(begin)

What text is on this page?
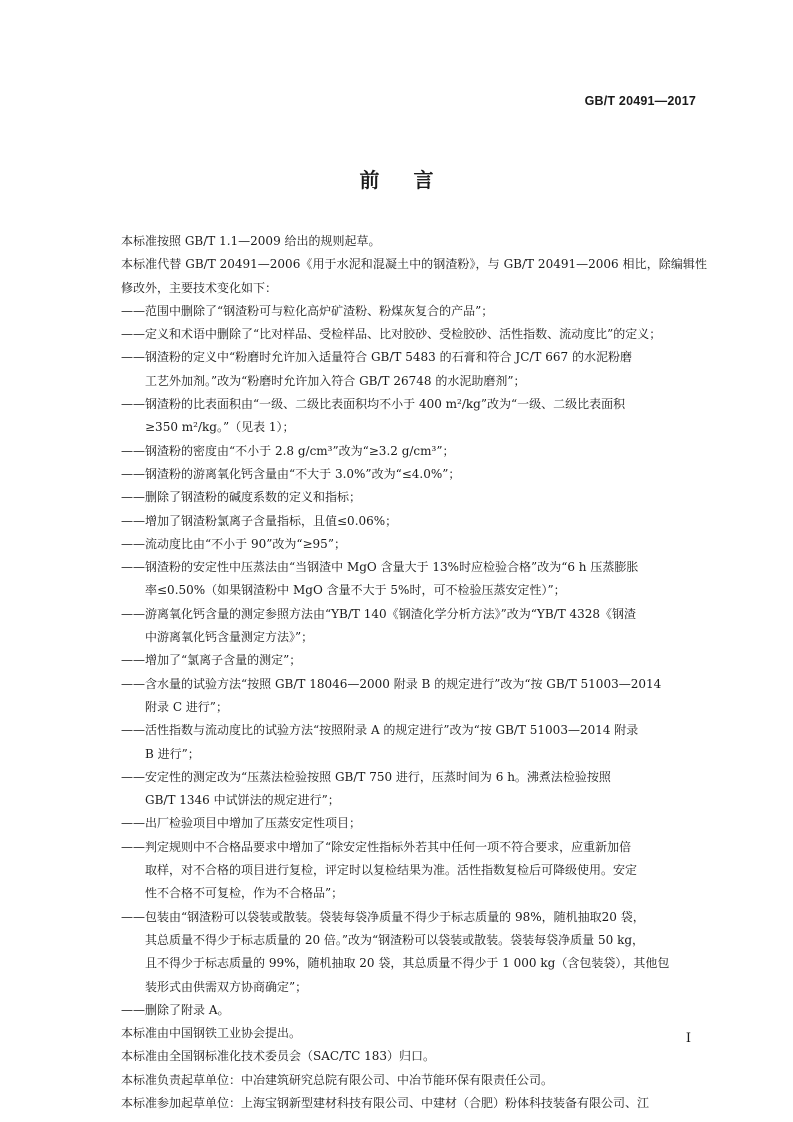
GB/T 20491—2017
前 言

本标准按照 GB/T 1.1—2009 给出的规则起草。

本标准代替 GB/T 20491—2006《用于水泥和混凝土中的钢渣粉》，与 GB/T 20491—2006 相比，除编辑性修改外，主要技术变化如下：

——范围中删除了“钢渣粉可与粒化高炉矿渣粉、粉煤灰复合的产品”；
——定义和术语中删除了“比对样品、受检样品、比对胶砂、受检胶砂、活性指数、流动度比”的定义；
——钢渣粉的定义中“粉磨时允许加入适量符合 GB/T 5483 的石膏和符合 JC/T 667 的水泥粉磨
工艺外加剂。”改为“粉磨时允许加入符合 GB/T 26748 的水泥助磨剂”；
——钢渣粉的比表面积由“一级、二级比表面积均不小于 400 m²/kg”改为“一级、二级比表面积
≥350 m²/kg。”（见表 1）；
——钢渣粉的密度由“不小于 2.8 g/cm³”改为“≥3.2 g/cm³”；
——钢渣粉的游离氧化钙含量由“不大于 3.0%”改为“≤4.0%”；
——删除了钢渣粉的碱度系数的定义和指标；
——增加了钢渣粉氯离子含量指标，且值≤0.06%；
——流动度比由“不小于 90”改为“≥95”；
——钢渣粉的安定性中压蒸法由“当钢渣中 MgO 含量大于 13%时应检验合格”改为“6 h 压蒸膨胀
率≤0.50%（如果钢渣粉中 MgO 含量不大于 5%时，可不检验压蒸安定性）”；
——游离氧化钙含量的测定参照方法由“YB/T 140《钢渣化学分析方法》”改为“YB/T 4328《钢渣
中游离氧化钙含量测定方法》”；
——增加了“氯离子含量的测定”；
——含水量的试验方法“按照 GB/T 18046—2000 附录 B 的规定进行”改为“按 GB/T 51003—2014
附录 C 进行”；
——活性指数与流动度比的试验方法“按照附录 A 的规定进行”改为“按 GB/T 51003—2014 附录
B 进行”；
——安定性的测定改为“压蒸法检验按照 GB/T 750 进行，压蒸时间为 6 h。沸煮法检验按照
GB/T 1346 中试饼法的规定进行”；
——出厂检验项目中增加了压蒸安定性项目；
——判定规则中不合格品要求中增加了“除安定性指标外若其中任何一项不符合要求，应重新加倍
取样，对不合格的项目进行复检，评定时以复检结果为准。活性指数复检后可降级使用。安定
性不合格不可复检，作为不合格品”；
——包装由“钢渣粉可以袋装或散装。袋装每袋净质量不得少于标志质量的 98%，随机抽取20 袋，
其总质量不得少于标志质量的 20 倍。”改为“钢渣粉可以袋装或散装。袋装每袋净质量 50 kg，
且不得少于标志质量的 99%，随机抽取 20 袋，其总质量不得少于 1 000 kg（含包装袋），其他包
装形式由供需双方协商确定”；
——删除了附录 A。

本标准由中国钢铁工业协会提出。

本标准由全国钢标准化技术委员会（SAC/TC 183）归口。

本标准负责起草单位：中冶建筑研究总院有限公司、中冶节能环保有限责任公司。

本标准参加起草单位：上海宝钢新型建材科技有限公司、中建材（合肥）粉体科技装备有限公司、江

I
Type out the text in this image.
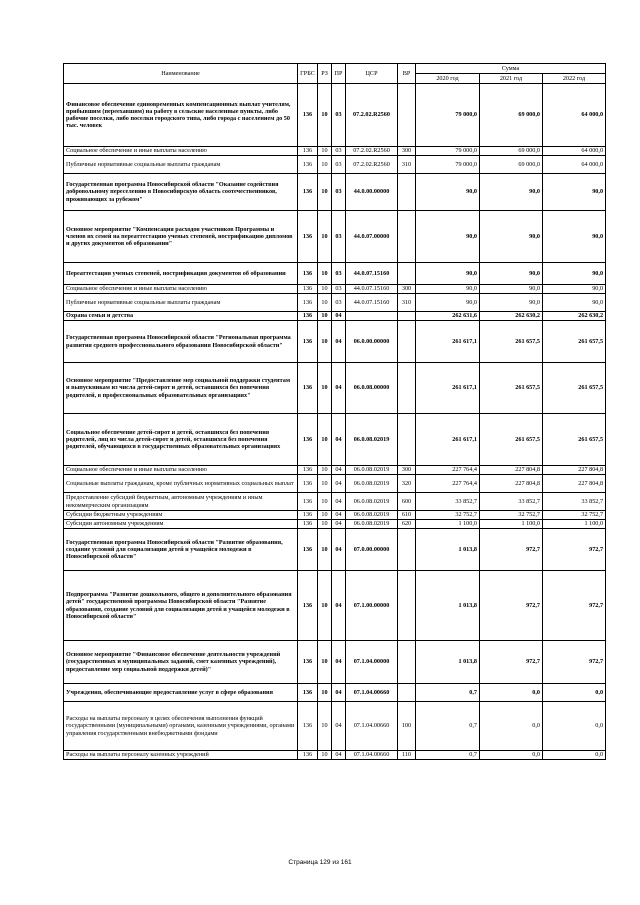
Наименование	ГРБС	РЗ	ПР	ЦСР	ВР	Сумма		
						2020 год	2021 год	2022 год
Финансовое обеспечение единовременных компенсационных выплат учителям, прибывшим (переехавшим) на работу в сельские населенные пункты, либо рабочие поселки, либо поселки городского типа, либо города с населением до 50 тыс. человек	136	10	03	07.2.02.R2560		79 000,0	69 000,0	64 000,0
Социальное обеспечение и иные выплаты населению	136	10	03	07.2.02.R2560	300	79 000,0	69 000,0	64 000,0
Публичные нормативные социальные выплаты гражданам	136	10	03	07.2.02.R2560	310	79 000,0	69 000,0	64 000,0
Государственная программа Новосибирской области "Оказание содействия добровольному переселению в Новосибирскую область соотечественников, проживающих за рубежом"	136	10	03	44.0.00.00000		90,0	90,0	90,0
Основное мероприятие "Компенсация расходов участников Программы и членов их семей на переаттестацию ученых степеней, нострификацию дипломов и других документов об образовании"	136	10	03	44.0.07.00000		90,0	90,0	90,0
Переаттестация ученых степеней, нострификация документов об образовании	136	10	03	44.0.07.15160		90,0	90,0	90,0
Социальное обеспечение и иные выплаты населению	136	10	03	44.0.07.15160	300	90,0	90,0	90,0
Публичные нормативные социальные выплаты гражданам	136	10	03	44.0.07.15160	310	90,0	90,0	90,0
Охрана семьи и детства	136	10	04			262 631,6	262 630,2	262 630,2
Государственная программа Новосибирской области "Региональная программа развития среднего профессионального образования Новосибирской области"	136	10	04	06.0.00.00000		261 617,1	261 657,5	261 657,5
Основное мероприятие "Предоставление мер социальной поддержки студентам и выпускникам из числа детей-сирот и детей, оставшихся без попечения родителей, в профессиональных образовательных организациях"	136	10	04	06.0.08.00000		261 617,1	261 657,5	261 657,5
Социальное обеспечение детей-сирот и детей, оставшихся без попечения родителей, лиц из числа детей-сирот и детей, оставшихся без попечения родителей, обучающихся в государственных образовательных организациях	136	10	04	06.0.08.02019		261 617,1	261 657,5	261 657,5
Социальное обеспечение и иные выплаты населению	136	10	04	06.0.08.02019	300	227 764,4	227 804,8	227 804,8
Социальные выплаты гражданам, кроме публичных нормативных социальных выплат	136	10	04	06.0.08.02019	320	227 764,4	227 804,8	227 804,8
Предоставление субсидий бюджетным, автономным учреждениям и иным некоммерческим организациям	136	10	04	06.0.08.02019	600	33 852,7	33 852,7	33 852,7
Субсидии бюджетным учреждениям	136	10	04	06.0.08.02019	610	32 752,7	32 752,7	32 752,7
Субсидии автономным учреждениям	136	10	04	06.0.08.02019	620	1 100,0	1 100,0	1 100,0
Государственная программа Новосибирской области "Развитие образования, создание условий для социализации детей и учащейся молодежи в Новосибирской области"	136	10	04	07.0.00.00000		1 013,8	972,7	972,7
Подпрограмма "Развитие дошкольного, общего и дополнительного образования детей" государственной программы Новосибирской области "Развитие образования, создание условий для социализации детей и учащейся молодежи в Новосибирской области"	136	10	04	07.1.00.00000		1 013,8	972,7	972,7
Основное мероприятие "Финансовое обеспечение деятельности учреждений (государственных и муниципальных заданий, смет казенных учреждений), предоставление мер социальной поддержки детей)"	136	10	04	07.1.04.00000		1 013,8	972,7	972,7
Учреждения, обеспечивающие предоставление услуг в сфере образования	136	10	04	07.1.04.00660		0,7	0,0	0,0
Расходы на выплаты персоналу в целях обеспечения выполнения функций государственными (муниципальными) органами, казенными учреждениями, органами управления государственными внебюджетными фондами	136	10	04	07.1.04.00660	100	0,7	0,0	0,0
Расходы на выплаты персоналу казенных учреждений	136	10	04	07.1.04.00660	110	0,7	0,0	0,0
Страница 129 из 161
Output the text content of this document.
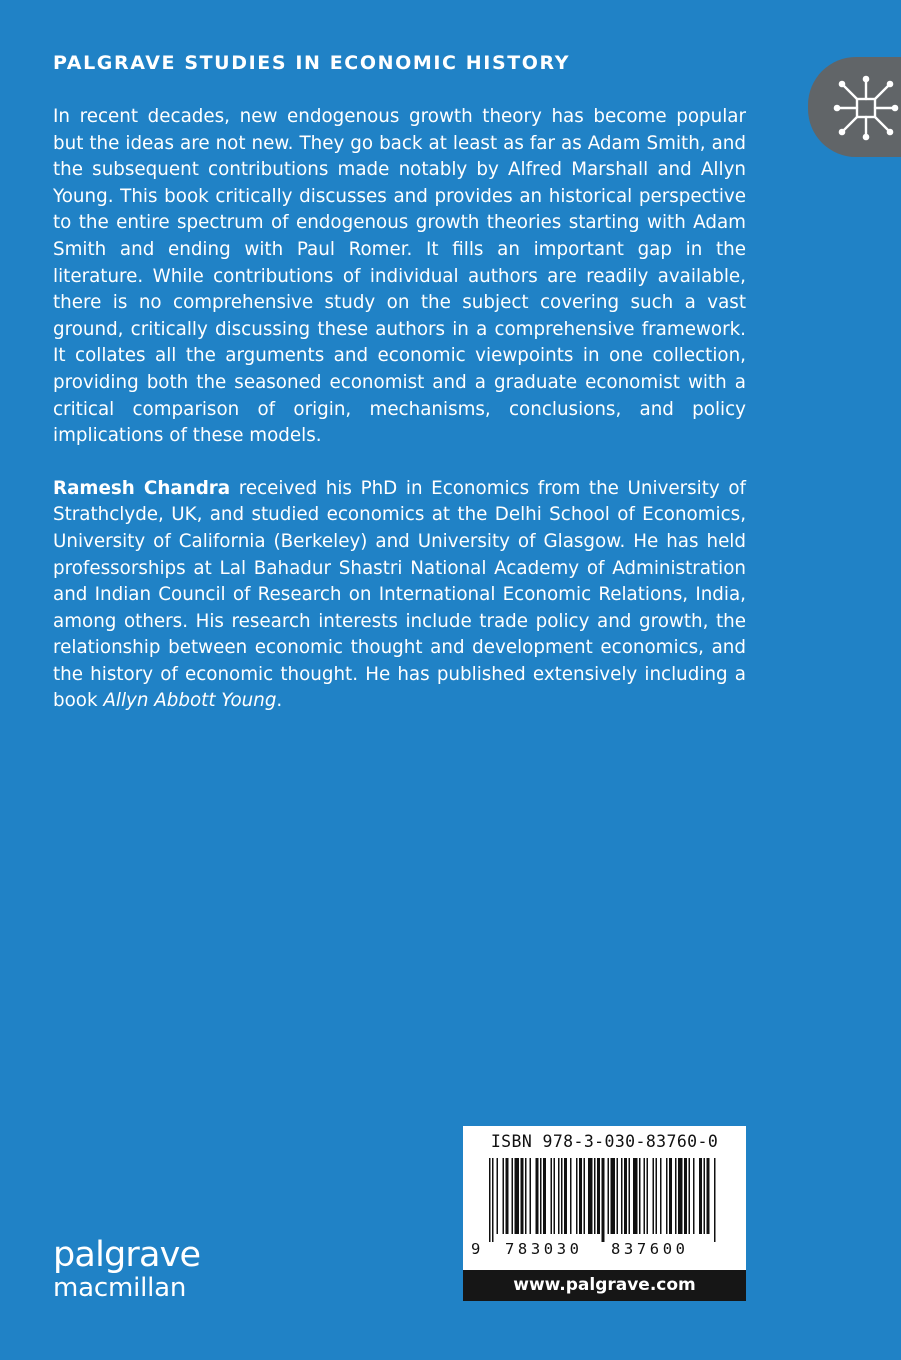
PALGRAVE STUDIES IN ECONOMIC HISTORY

In recent decades, new endogenous growth theory has become popular but the ideas are not new. They go back at least as far as Adam Smith, and the subsequent contributions made notably by Alfred Marshall and Allyn Young. This book critically discusses and provides an historical perspective to the entire spectrum of endogenous growth theories starting with Adam Smith and ending with Paul Romer. It fills an important gap in the literature. While contributions of individual authors are readily available, there is no comprehensive study on the subject covering such a vast ground, critically discussing these authors in a comprehensive framework. It collates all the arguments and economic viewpoints in one collection, providing both the seasoned economist and a graduate economist with a critical comparison of origin, mechanisms, conclusions, and policy implications of these models.

Ramesh Chandra received his PhD in Economics from the University of Strathclyde, UK, and studied economics at the Delhi School of Economics, University of California (Berkeley) and University of Glasgow. He has held professorships at Lal Bahadur Shastri National Academy of Administration and Indian Council of Research on International Economic Relations, India, among others. His research interests include trade policy and growth, the relationship between economic thought and development economics, and the history of economic thought. He has published extensively including a book Allyn Abbott Young.

ISBN 978-3-030-83760-0
9 783030 837600
www.palgrave.com
palgrave
macmillan
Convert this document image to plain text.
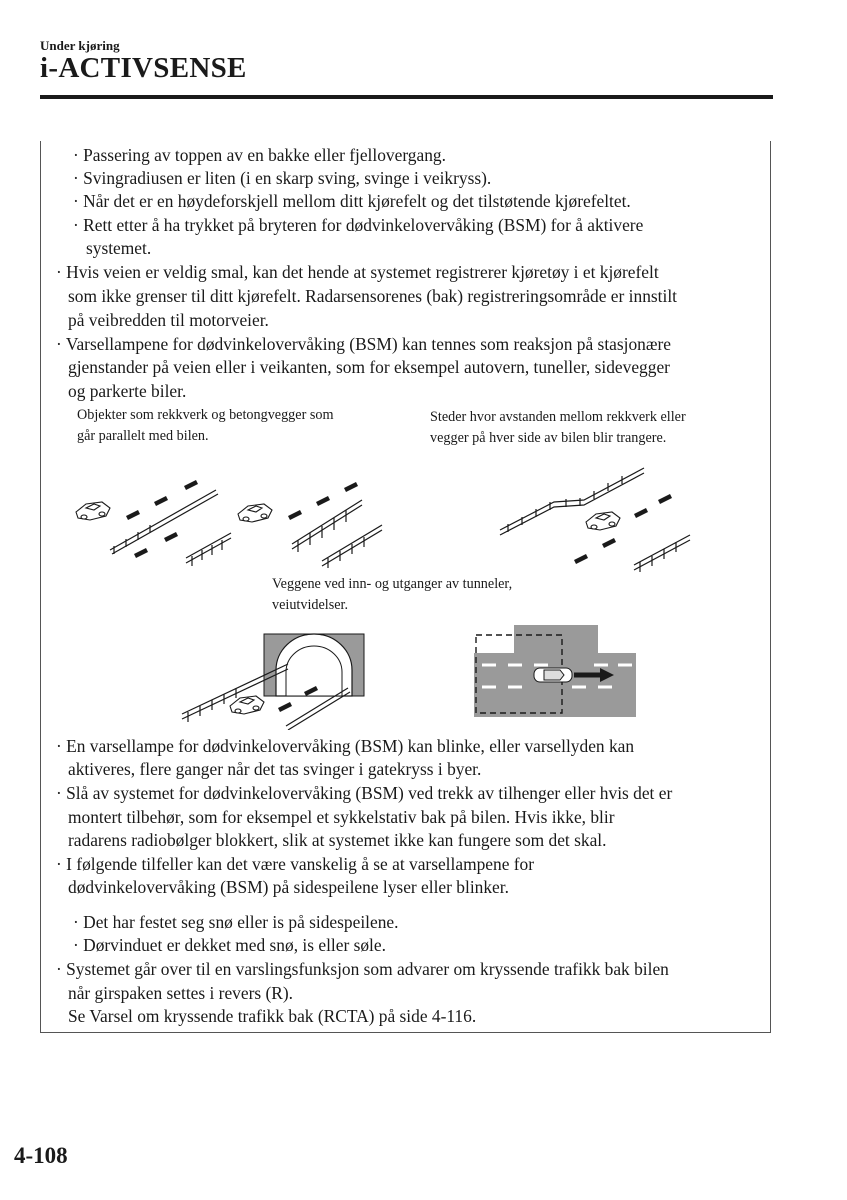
Under kjøring
i-ACTIVSENSE
· Passering av toppen av en bakke eller fjellovergang.
· Svingradiusen er liten (i en skarp sving, svinge i veikryss).
· Når det er en høydeforskjell mellom ditt kjørefelt og det tilstøtende kjørefeltet.
· Rett etter å ha trykket på bryteren for dødvinkelovervåking (BSM) for å aktivere
systemet.
· Hvis veien er veldig smal, kan det hende at systemet registrerer kjøretøy i et kjørefelt
som ikke grenser til ditt kjørefelt. Radarsensorenes (bak) registreringsområde er innstilt
på veibredden til motorveier.
· Varsellampene for dødvinkelovervåking (BSM) kan tennes som reaksjon på stasjonære
gjenstander på veien eller i veikanten, som for eksempel autovern, tuneller, sidevegger
og parkerte biler.
Objekter som rekkverk og betongvegger som
går parallelt med bilen.
Steder hvor avstanden mellom rekkverk eller
vegger på hver side av bilen blir trangere.
Veggene ved inn- og utganger av tunneler,
veiutvidelser.
· En varsellampe for dødvinkelovervåking (BSM) kan blinke, eller varsellyden kan
aktiveres, flere ganger når det tas svinger i gatekryss i byer.
· Slå av systemet for dødvinkelovervåking (BSM) ved trekk av tilhenger eller hvis det er
montert tilbehør, som for eksempel et sykkelstativ bak på bilen. Hvis ikke, blir
radarens radiobølger blokkert, slik at systemet ikke kan fungere som det skal.
· I følgende tilfeller kan det være vanskelig å se at varsellampene for
dødvinkelovervåking (BSM) på sidespeilene lyser eller blinker.
· Det har festet seg snø eller is på sidespeilene.
· Dørvinduet er dekket med snø, is eller søle.
· Systemet går over til en varslingsfunksjon som advarer om kryssende trafikk bak bilen
når girspaken settes i revers (R).
Se Varsel om kryssende trafikk bak (RCTA) på side 4-116.
4-108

(end)

Aim of the task
Going through the data, tally the lines containing "создание" and report only the result.

Answer to this problem
2